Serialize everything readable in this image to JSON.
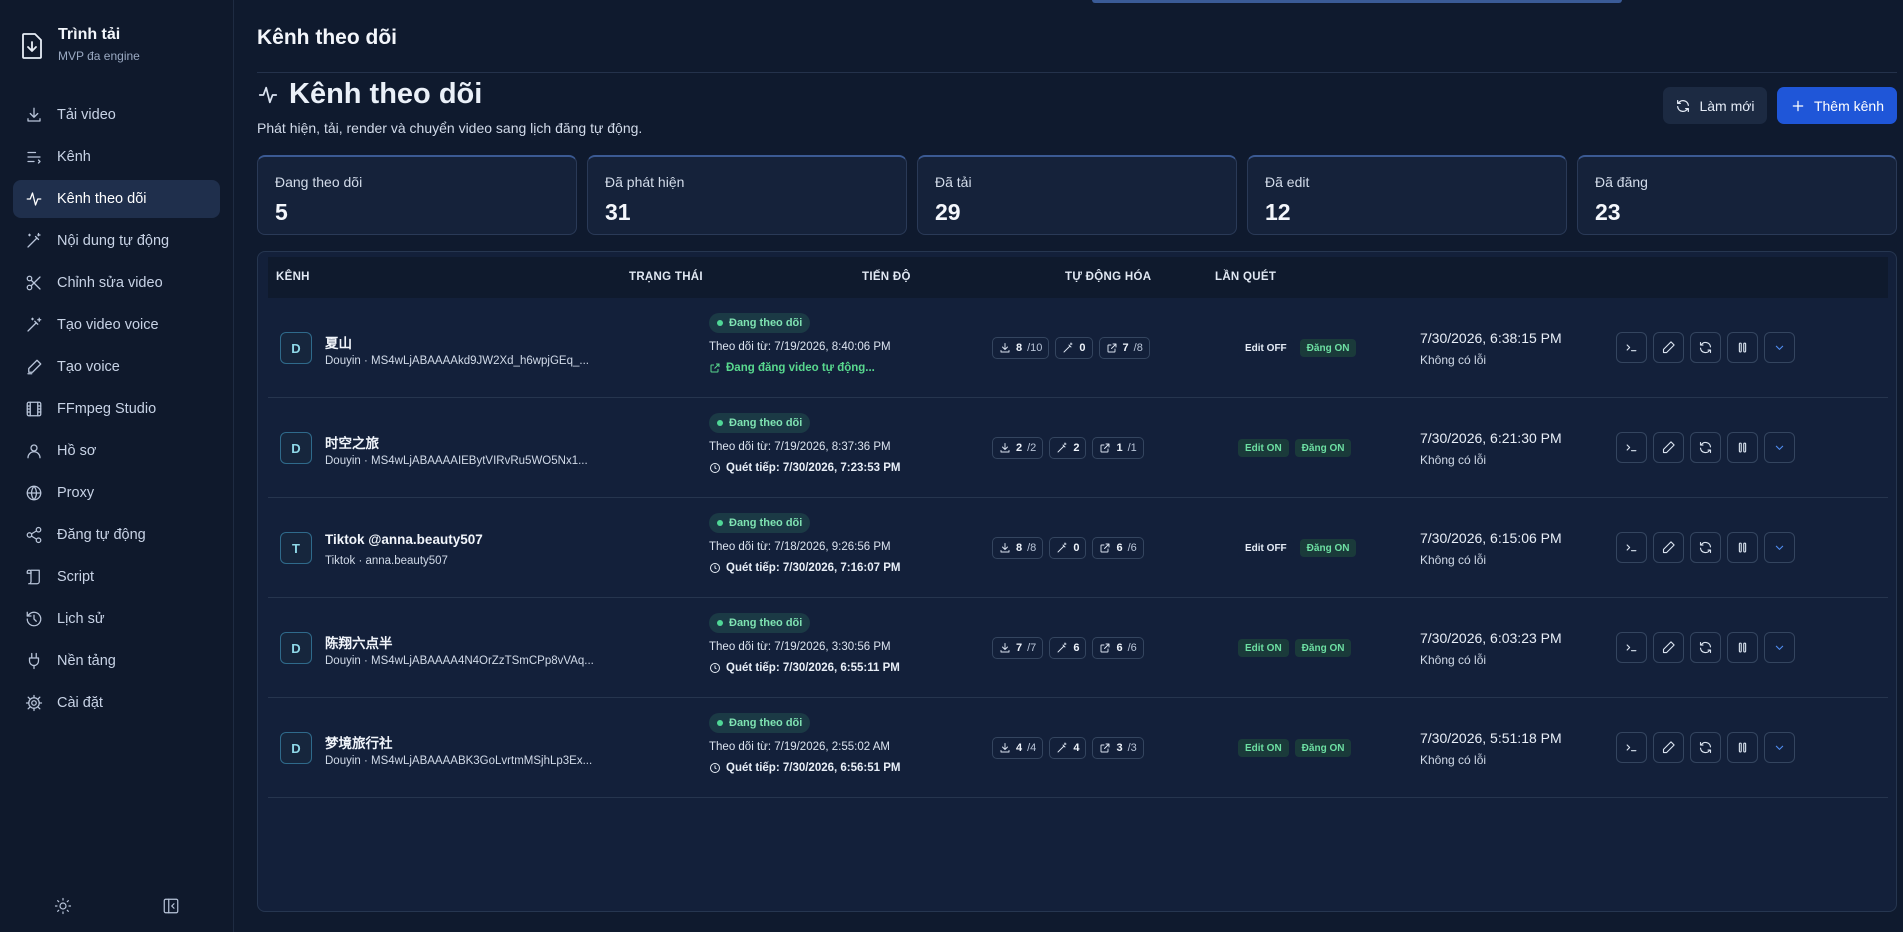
{
  "app": {
    "title": "Trình tải",
    "subtitle": "MVP đa engine"
  },
  "sidebar": {
    "items": [
      {
        "label": "Tải video",
        "icon": "download-icon"
      },
      {
        "label": "Kênh",
        "icon": "list-icon"
      },
      {
        "label": "Kênh theo dõi",
        "icon": "activity-icon",
        "active": true
      },
      {
        "label": "Nội dung tự động",
        "icon": "magic-wand-icon"
      },
      {
        "label": "Chỉnh sửa video",
        "icon": "scissors-icon"
      },
      {
        "label": "Tạo video voice",
        "icon": "wand-icon"
      },
      {
        "label": "Tạo voice",
        "icon": "pen-icon"
      },
      {
        "label": "FFmpeg Studio",
        "icon": "film-icon"
      },
      {
        "label": "Hồ sơ",
        "icon": "user-icon"
      },
      {
        "label": "Proxy",
        "icon": "globe-icon"
      },
      {
        "label": "Đăng tự động",
        "icon": "share-icon"
      },
      {
        "label": "Script",
        "icon": "scroll-icon"
      },
      {
        "label": "Lịch sử",
        "icon": "history-icon"
      },
      {
        "label": "Nền tảng",
        "icon": "plug-icon"
      },
      {
        "label": "Cài đặt",
        "icon": "gear-icon"
      }
    ]
  },
  "header": {
    "page_title": "Kênh theo dõi",
    "heading": "Kênh theo dõi",
    "subtitle": "Phát hiện, tải, render và chuyển video sang lịch đăng tự động.",
    "refresh_label": "Làm mới",
    "add_label": "Thêm kênh"
  },
  "stats": [
    {
      "label": "Đang theo dõi",
      "value": "5"
    },
    {
      "label": "Đã phát hiện",
      "value": "31"
    },
    {
      "label": "Đã tải",
      "value": "29"
    },
    {
      "label": "Đã edit",
      "value": "12"
    },
    {
      "label": "Đã đăng",
      "value": "23"
    }
  ],
  "table": {
    "columns": [
      "KÊNH",
      "TRẠNG THÁI",
      "TIẾN ĐỘ",
      "TỰ ĐỘNG HÓA",
      "LẦN QUÉT"
    ],
    "rows": [
      {
        "initial": "D",
        "name": "夏山",
        "source": "Douyin · MS4wLjABAAAAkd9JW2Xd_h6wpjGEq_...",
        "status": "Đang theo dõi",
        "since": "Theo dõi từ: 7/19/2026, 8:40:06 PM",
        "next": "Đang đăng video tự động...",
        "next_type": "posting",
        "dl": "8",
        "dl_total": "/10",
        "edit": "0",
        "post": "7",
        "post_total": "/8",
        "edit_tag": "Edit OFF",
        "edit_on": false,
        "post_tag": "Đăng ON",
        "scan_time": "7/30/2026, 6:38:15 PM",
        "scan_error": "Không có lỗi"
      },
      {
        "initial": "D",
        "name": "时空之旅",
        "source": "Douyin · MS4wLjABAAAAIEBytVIRvRu5WO5Nx1...",
        "status": "Đang theo dõi",
        "since": "Theo dõi từ: 7/19/2026, 8:37:36 PM",
        "next": "Quét tiếp: 7/30/2026, 7:23:53 PM",
        "next_type": "scan",
        "dl": "2",
        "dl_total": "/2",
        "edit": "2",
        "post": "1",
        "post_total": "/1",
        "edit_tag": "Edit ON",
        "edit_on": true,
        "post_tag": "Đăng ON",
        "scan_time": "7/30/2026, 6:21:30 PM",
        "scan_error": "Không có lỗi"
      },
      {
        "initial": "T",
        "name": "Tiktok @anna.beauty507",
        "source": "Tiktok · anna.beauty507",
        "status": "Đang theo dõi",
        "since": "Theo dõi từ: 7/18/2026, 9:26:56 PM",
        "next": "Quét tiếp: 7/30/2026, 7:16:07 PM",
        "next_type": "scan",
        "dl": "8",
        "dl_total": "/8",
        "edit": "0",
        "post": "6",
        "post_total": "/6",
        "edit_tag": "Edit OFF",
        "edit_on": false,
        "post_tag": "Đăng ON",
        "scan_time": "7/30/2026, 6:15:06 PM",
        "scan_error": "Không có lỗi"
      },
      {
        "initial": "D",
        "name": "陈翔六点半",
        "source": "Douyin · MS4wLjABAAAA4N4OrZzTSmCPp8vVAq...",
        "status": "Đang theo dõi",
        "since": "Theo dõi từ: 7/19/2026, 3:30:56 PM",
        "next": "Quét tiếp: 7/30/2026, 6:55:11 PM",
        "next_type": "scan",
        "dl": "7",
        "dl_total": "/7",
        "edit": "6",
        "post": "6",
        "post_total": "/6",
        "edit_tag": "Edit ON",
        "edit_on": true,
        "post_tag": "Đăng ON",
        "scan_time": "7/30/2026, 6:03:23 PM",
        "scan_error": "Không có lỗi"
      },
      {
        "initial": "D",
        "name": "梦境旅行社",
        "source": "Douyin · MS4wLjABAAAABK3GoLvrtmMSjhLp3Ex...",
        "status": "Đang theo dõi",
        "since": "Theo dõi từ: 7/19/2026, 2:55:02 AM",
        "next": "Quét tiếp: 7/30/2026, 6:56:51 PM",
        "next_type": "scan",
        "dl": "4",
        "dl_total": "/4",
        "edit": "4",
        "post": "3",
        "post_total": "/3",
        "edit_tag": "Edit ON",
        "edit_on": true,
        "post_tag": "Đăng ON",
        "scan_time": "7/30/2026, 5:51:18 PM",
        "scan_error": "Không có lỗi"
      }
    ]
  },
  "colors": {
    "background": "#0f1a2e",
    "accent": "#1f56d8",
    "status_green": "#4fd796"
  }
}
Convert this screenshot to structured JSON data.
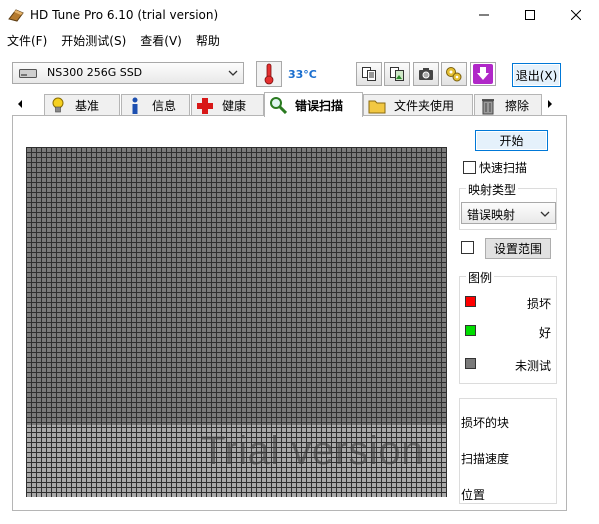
{
  "window": {
    "title": "HD Tune Pro 6.10 (trial version)"
  },
  "menu": {
    "items": [
      "文件(F)",
      "开始测试(S)",
      "查看(V)",
      "帮助"
    ]
  },
  "toolbar": {
    "drive": "NS300 256G SSD",
    "temperature": "33°C",
    "exit_label": "退出(X)"
  },
  "tabs": [
    {
      "label": "基准",
      "icon": "lightbulb-icon"
    },
    {
      "label": "信息",
      "icon": "info-icon"
    },
    {
      "label": "健康",
      "icon": "health-cross-icon"
    },
    {
      "label": "错误扫描",
      "icon": "magnifier-icon",
      "active": true
    },
    {
      "label": "文件夹使用",
      "icon": "folder-icon"
    },
    {
      "label": "擦除",
      "icon": "trash-icon"
    }
  ],
  "scan": {
    "start_label": "开始",
    "quick_scan_label": "快速扫描",
    "map_type_title": "映射类型",
    "map_type_value": "错误映射",
    "set_range_label": "设置范围",
    "legend_title": "图例",
    "legend": [
      {
        "label": "损坏",
        "color": "#ff0000"
      },
      {
        "label": "好",
        "color": "#00dd00"
      },
      {
        "label": "未测试",
        "color": "#7a7a7a"
      }
    ],
    "damaged_blocks_label": "损坏的块",
    "scan_speed_label": "扫描速度",
    "position_label": "位置",
    "watermark": "Trial version"
  },
  "colors": {
    "accent": "#0078d7",
    "grid_untested": "#7a7a7a",
    "grid_lower": "#a8a8a8",
    "temperature": "#1a6ecf"
  }
}
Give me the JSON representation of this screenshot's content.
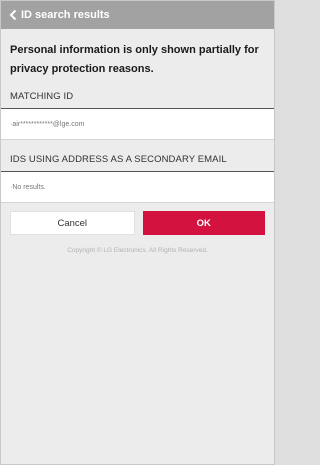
{
  "header": {
    "title": "ID search results",
    "back_icon": "chevron-left-icon"
  },
  "notice": "Personal information is only shown partially for privacy protection reasons.",
  "matching": {
    "label": "MATCHING ID",
    "value": "·air************@lge.com"
  },
  "secondary": {
    "label": "IDS USING ADDRESS AS A SECONDARY EMAIL",
    "value": "·No results."
  },
  "buttons": {
    "cancel": "Cancel",
    "ok": "OK"
  },
  "footer": {
    "copyright": "Copyright © LG Electronics. All Rights Reserved."
  },
  "colors": {
    "header_bg": "#a2a2a2",
    "accent": "#d3123f"
  }
}
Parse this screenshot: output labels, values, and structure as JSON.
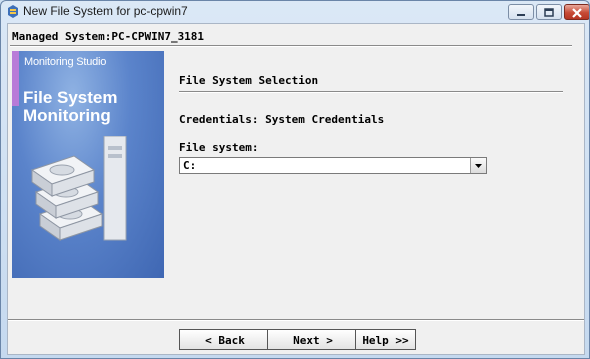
{
  "window": {
    "title": "New File System for pc-cpwin7"
  },
  "header": {
    "managed_system": "Managed System:PC-CPWIN7_3181"
  },
  "banner": {
    "subtitle": "Monitoring Studio",
    "title": "File System Monitoring"
  },
  "form": {
    "section_title": "File System Selection",
    "credentials": "Credentials: System Credentials",
    "file_system_label": "File system:",
    "file_system_value": "C:"
  },
  "buttons": {
    "back": "< Back",
    "next": "Next >",
    "help": "Help >>"
  },
  "colors": {
    "accent_stripe": "#b87bd8",
    "banner_bg": "#5b84cb",
    "close_button": "#c74a35"
  }
}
....
### Goal of the exercise:
Pictures excluded, copy exactly the lines running from the one with "Give me the" through the last line of the material.

### The completed task:
Give me the JSON representation of this screenshot's content.
{
  "header": {
    "title": "ID search results",
    "back_icon": "chevron-left-icon"
  },
  "notice": "Personal information is only shown partially for privacy protection reasons.",
  "matching": {
    "label": "MATCHING ID",
    "value": "·air************@lge.com"
  },
  "secondary": {
    "label": "IDS USING ADDRESS AS A SECONDARY EMAIL",
    "value": "·No results."
  },
  "buttons": {
    "cancel": "Cancel",
    "ok": "OK"
  },
  "footer": {
    "copyright": "Copyright © LG Electronics. All Rights Reserved."
  },
  "colors": {
    "header_bg": "#a2a2a2",
    "accent": "#d3123f"
  }
}
Parse this screenshot: output labels, values, and structure as JSON.
{
  "window": {
    "title": "New File System for pc-cpwin7"
  },
  "header": {
    "managed_system": "Managed System:PC-CPWIN7_3181"
  },
  "banner": {
    "subtitle": "Monitoring Studio",
    "title": "File System Monitoring"
  },
  "form": {
    "section_title": "File System Selection",
    "credentials": "Credentials: System Credentials",
    "file_system_label": "File system:",
    "file_system_value": "C:"
  },
  "buttons": {
    "back": "< Back",
    "next": "Next >",
    "help": "Help >>"
  },
  "colors": {
    "accent_stripe": "#b87bd8",
    "banner_bg": "#5b84cb",
    "close_button": "#c74a35"
  }
}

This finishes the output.